[Start TASK DATA]

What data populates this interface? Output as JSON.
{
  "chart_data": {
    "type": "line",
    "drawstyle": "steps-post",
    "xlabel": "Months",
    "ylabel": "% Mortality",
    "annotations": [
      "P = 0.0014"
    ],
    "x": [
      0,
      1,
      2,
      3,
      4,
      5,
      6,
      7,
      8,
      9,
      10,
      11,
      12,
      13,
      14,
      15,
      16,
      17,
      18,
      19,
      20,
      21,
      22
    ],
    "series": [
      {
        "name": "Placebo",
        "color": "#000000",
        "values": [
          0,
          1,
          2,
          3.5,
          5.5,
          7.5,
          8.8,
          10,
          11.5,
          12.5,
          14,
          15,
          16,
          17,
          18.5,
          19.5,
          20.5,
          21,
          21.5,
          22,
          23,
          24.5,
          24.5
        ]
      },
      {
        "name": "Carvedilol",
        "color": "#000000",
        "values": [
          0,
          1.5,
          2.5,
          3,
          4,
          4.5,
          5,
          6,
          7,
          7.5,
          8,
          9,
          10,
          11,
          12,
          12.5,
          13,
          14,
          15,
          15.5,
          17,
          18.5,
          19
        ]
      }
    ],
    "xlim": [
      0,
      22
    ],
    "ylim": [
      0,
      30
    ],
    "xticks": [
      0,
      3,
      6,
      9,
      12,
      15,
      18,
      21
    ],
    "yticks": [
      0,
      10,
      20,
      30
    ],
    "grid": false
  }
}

[End TASK DATA]

__CHALLENGE__.
All the data must be duplicated exactly, with nothing added or removed.

__EXPECTED ANSWER__.
What data populates this interface? Output as JSON.
{
  "chart_data": {
    "type": "line",
    "drawstyle": "steps-post",
    "xlabel": "Months",
    "ylabel": "% Mortality",
    "annotations": [
      "P = 0.0014"
    ],
    "x": [
      0,
      1,
      2,
      3,
      4,
      5,
      6,
      7,
      8,
      9,
      10,
      11,
      12,
      13,
      14,
      15,
      16,
      17,
      18,
      19,
      20,
      21,
      22
    ],
    "series": [
      {
        "name": "Placebo",
        "color": "#000000",
        "values": [
          0,
          1,
          2,
          3.5,
          5.5,
          7.5,
          8.8,
          10,
          11.5,
          12.5,
          14,
          15,
          16,
          17,
          18.5,
          19.5,
          20.5,
          21,
          21.5,
          22,
          23,
          24.5,
          24.5
        ]
      },
      {
        "name": "Carvedilol",
        "color": "#000000",
        "values": [
          0,
          1.5,
          2.5,
          3,
          4,
          4.5,
          5,
          6,
          7,
          7.5,
          8,
          9,
          10,
          11,
          12,
          12.5,
          13,
          14,
          15,
          15.5,
          17,
          18.5,
          19
        ]
      }
    ],
    "xlim": [
      0,
      22
    ],
    "ylim": [
      0,
      30
    ],
    "xticks": [
      0,
      3,
      6,
      9,
      12,
      15,
      18,
      21
    ],
    "yticks": [
      0,
      10,
      20,
      30
    ],
    "grid": false
  }
}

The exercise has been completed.